_Requirement_: Find the lines with the string "Farmer" and return them.

— Start Source records —

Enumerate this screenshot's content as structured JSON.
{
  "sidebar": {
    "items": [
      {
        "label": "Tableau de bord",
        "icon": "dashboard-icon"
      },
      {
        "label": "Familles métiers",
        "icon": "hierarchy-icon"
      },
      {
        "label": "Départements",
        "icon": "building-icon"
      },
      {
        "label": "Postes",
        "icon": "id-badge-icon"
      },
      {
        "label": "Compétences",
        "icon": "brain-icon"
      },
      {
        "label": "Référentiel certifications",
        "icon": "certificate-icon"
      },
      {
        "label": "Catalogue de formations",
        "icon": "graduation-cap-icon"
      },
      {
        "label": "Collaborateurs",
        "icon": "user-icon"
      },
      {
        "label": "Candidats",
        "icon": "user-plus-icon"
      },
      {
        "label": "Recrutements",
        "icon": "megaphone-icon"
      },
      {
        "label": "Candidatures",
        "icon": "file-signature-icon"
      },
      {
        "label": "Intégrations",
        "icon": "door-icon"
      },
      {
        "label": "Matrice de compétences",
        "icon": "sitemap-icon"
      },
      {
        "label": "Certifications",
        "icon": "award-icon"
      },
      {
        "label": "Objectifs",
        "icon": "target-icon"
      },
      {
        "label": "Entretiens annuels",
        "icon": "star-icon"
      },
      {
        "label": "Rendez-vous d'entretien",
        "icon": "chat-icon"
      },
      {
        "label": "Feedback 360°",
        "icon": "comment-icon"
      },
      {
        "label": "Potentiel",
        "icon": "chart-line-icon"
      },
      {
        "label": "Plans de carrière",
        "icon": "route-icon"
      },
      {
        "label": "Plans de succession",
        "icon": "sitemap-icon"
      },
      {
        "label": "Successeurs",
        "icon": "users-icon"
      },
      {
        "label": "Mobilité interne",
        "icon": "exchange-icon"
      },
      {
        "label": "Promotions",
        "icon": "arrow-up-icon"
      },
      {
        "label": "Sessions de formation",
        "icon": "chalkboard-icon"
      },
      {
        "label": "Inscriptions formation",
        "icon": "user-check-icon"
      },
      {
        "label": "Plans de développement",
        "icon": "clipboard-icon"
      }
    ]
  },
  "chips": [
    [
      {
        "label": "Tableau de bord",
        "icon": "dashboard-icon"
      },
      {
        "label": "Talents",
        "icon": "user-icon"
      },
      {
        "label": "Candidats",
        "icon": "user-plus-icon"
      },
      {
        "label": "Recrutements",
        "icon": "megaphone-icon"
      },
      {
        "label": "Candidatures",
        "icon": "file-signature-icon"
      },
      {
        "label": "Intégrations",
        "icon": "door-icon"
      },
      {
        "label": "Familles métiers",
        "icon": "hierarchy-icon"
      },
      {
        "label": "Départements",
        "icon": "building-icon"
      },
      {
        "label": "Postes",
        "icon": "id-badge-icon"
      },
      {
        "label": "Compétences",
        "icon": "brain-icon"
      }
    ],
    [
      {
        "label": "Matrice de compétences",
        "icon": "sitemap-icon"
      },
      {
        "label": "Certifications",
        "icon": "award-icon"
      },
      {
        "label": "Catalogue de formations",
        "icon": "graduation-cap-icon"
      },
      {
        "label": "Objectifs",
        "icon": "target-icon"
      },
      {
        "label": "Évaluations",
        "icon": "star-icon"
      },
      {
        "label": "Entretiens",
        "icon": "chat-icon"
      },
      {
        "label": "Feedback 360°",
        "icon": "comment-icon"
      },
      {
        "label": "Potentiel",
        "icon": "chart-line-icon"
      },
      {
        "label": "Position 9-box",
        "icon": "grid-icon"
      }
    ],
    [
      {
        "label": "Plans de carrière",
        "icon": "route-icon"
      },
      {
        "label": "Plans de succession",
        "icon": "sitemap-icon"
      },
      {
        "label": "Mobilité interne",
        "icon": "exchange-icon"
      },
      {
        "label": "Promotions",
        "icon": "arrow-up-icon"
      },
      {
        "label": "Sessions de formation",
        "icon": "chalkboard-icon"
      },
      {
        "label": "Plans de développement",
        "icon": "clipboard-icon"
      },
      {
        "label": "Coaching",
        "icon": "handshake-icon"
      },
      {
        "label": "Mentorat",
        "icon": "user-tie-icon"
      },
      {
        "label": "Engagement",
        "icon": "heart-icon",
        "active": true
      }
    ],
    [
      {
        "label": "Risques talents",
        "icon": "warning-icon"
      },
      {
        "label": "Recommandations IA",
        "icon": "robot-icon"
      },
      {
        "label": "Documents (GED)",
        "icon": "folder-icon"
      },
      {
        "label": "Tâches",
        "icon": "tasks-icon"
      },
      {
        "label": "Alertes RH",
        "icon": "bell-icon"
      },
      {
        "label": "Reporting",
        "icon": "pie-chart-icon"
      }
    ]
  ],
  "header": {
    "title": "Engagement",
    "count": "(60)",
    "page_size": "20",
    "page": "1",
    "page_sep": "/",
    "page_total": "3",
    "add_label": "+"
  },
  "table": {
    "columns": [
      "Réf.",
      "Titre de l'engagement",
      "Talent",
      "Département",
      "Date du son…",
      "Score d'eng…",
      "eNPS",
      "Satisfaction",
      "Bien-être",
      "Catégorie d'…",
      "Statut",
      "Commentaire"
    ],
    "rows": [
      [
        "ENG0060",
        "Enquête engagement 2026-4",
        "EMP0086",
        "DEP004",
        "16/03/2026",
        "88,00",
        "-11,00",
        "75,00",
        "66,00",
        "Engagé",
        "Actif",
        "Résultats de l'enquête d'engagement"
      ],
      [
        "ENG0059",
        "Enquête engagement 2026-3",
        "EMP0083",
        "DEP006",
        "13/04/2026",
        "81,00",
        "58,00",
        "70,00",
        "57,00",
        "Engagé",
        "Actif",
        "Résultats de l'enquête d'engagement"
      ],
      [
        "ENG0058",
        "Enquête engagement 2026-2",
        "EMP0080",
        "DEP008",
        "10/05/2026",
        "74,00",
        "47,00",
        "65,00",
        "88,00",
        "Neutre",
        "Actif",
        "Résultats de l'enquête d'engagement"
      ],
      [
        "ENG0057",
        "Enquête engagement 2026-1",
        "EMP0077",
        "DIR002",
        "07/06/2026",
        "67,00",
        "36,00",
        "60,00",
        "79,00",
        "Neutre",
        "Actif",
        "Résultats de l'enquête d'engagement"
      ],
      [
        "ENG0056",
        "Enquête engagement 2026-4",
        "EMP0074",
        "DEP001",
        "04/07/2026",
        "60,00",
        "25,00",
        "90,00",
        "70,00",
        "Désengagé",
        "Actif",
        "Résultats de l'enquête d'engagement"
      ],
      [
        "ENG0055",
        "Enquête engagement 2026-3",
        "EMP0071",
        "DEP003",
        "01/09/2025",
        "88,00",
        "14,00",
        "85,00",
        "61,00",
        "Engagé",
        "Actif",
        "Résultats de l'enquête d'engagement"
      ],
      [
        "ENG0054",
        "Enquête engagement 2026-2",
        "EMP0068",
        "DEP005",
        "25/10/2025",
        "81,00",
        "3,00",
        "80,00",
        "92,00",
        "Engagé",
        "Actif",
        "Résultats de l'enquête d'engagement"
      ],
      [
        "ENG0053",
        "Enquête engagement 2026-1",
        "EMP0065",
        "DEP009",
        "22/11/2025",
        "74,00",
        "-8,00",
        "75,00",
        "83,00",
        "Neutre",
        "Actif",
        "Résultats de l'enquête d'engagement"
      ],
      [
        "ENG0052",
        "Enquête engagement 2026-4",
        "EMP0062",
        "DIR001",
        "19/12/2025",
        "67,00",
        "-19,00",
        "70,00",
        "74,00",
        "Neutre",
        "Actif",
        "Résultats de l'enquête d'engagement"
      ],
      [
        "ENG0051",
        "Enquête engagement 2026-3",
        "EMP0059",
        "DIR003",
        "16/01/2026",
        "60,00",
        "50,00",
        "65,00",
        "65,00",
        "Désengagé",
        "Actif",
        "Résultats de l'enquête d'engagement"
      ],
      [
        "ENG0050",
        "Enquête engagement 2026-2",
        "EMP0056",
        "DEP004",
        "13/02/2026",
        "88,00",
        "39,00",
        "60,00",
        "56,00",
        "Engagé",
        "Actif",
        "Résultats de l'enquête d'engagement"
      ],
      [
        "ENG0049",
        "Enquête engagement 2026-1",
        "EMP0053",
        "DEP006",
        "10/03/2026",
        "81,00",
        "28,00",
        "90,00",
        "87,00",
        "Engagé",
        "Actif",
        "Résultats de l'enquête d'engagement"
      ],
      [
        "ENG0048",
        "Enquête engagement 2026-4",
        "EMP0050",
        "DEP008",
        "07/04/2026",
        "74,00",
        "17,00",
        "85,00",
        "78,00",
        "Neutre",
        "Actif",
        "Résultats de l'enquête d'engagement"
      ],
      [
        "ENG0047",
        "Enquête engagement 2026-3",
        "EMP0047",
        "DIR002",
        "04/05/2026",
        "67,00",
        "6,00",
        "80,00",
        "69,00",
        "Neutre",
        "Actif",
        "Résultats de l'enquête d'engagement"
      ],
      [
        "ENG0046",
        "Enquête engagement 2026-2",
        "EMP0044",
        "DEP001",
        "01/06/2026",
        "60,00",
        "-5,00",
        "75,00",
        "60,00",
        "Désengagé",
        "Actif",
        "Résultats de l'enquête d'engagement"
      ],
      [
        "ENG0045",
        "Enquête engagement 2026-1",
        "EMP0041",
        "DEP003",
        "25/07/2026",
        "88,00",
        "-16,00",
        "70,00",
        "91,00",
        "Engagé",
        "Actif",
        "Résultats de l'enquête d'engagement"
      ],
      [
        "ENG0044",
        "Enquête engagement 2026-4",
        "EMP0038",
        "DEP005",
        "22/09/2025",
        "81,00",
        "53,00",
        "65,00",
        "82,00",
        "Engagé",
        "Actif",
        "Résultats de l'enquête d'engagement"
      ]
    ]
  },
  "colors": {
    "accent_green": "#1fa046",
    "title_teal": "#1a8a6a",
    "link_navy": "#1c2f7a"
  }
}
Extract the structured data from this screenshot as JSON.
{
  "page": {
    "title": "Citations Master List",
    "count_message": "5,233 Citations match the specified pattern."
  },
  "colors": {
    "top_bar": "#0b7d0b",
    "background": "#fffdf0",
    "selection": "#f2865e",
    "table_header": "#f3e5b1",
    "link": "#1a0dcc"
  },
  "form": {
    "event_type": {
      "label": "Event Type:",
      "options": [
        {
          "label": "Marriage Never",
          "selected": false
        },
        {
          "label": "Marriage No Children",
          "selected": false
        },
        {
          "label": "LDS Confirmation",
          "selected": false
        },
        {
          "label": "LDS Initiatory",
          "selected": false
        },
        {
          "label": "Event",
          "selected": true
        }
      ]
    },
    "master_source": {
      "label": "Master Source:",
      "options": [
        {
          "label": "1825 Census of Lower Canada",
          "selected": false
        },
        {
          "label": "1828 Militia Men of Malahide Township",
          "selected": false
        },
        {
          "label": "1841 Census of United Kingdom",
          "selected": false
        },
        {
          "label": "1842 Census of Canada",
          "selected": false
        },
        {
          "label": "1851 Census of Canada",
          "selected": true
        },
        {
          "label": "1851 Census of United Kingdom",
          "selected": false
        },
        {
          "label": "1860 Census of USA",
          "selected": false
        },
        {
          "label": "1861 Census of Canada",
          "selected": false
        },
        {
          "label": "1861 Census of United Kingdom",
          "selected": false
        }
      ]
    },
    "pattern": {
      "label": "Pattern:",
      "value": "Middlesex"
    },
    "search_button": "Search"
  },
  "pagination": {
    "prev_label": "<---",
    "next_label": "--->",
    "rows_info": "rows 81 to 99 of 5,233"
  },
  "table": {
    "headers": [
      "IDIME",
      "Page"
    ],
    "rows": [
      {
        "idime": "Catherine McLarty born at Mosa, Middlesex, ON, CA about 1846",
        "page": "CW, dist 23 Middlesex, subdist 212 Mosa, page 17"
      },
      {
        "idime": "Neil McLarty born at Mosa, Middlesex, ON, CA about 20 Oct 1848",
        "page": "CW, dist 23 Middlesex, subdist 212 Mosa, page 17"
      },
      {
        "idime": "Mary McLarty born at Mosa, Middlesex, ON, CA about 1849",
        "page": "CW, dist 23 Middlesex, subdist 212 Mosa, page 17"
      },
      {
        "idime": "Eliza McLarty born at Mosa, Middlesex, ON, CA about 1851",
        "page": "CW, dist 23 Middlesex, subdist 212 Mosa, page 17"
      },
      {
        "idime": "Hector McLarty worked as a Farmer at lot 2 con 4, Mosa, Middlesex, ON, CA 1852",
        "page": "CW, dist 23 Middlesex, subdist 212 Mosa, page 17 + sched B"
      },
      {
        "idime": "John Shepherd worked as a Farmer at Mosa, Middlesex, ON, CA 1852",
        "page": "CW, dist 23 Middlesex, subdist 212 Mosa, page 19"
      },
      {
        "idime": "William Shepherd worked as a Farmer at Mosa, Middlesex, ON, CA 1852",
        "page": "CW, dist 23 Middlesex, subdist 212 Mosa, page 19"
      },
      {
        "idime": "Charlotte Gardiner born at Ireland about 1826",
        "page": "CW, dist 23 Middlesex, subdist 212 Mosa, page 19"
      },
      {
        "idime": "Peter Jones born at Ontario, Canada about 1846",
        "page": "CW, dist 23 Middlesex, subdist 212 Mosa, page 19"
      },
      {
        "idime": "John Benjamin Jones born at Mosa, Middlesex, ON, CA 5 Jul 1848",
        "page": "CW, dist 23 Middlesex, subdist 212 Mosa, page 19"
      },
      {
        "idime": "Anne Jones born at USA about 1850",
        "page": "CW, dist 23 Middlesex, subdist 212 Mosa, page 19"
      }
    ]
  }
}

— End Source records —

_In response_:
        "idime": "Hector McLarty worked as a Farmer at lot 2 con 4, Mosa, Middlesex, ON, CA 1852",
        "idime": "John Shepherd worked as a Farmer at Mosa, Middlesex, ON, CA 1852",
        "idime": "William Shepherd worked as a Farmer at Mosa, Middlesex, ON, CA 1852",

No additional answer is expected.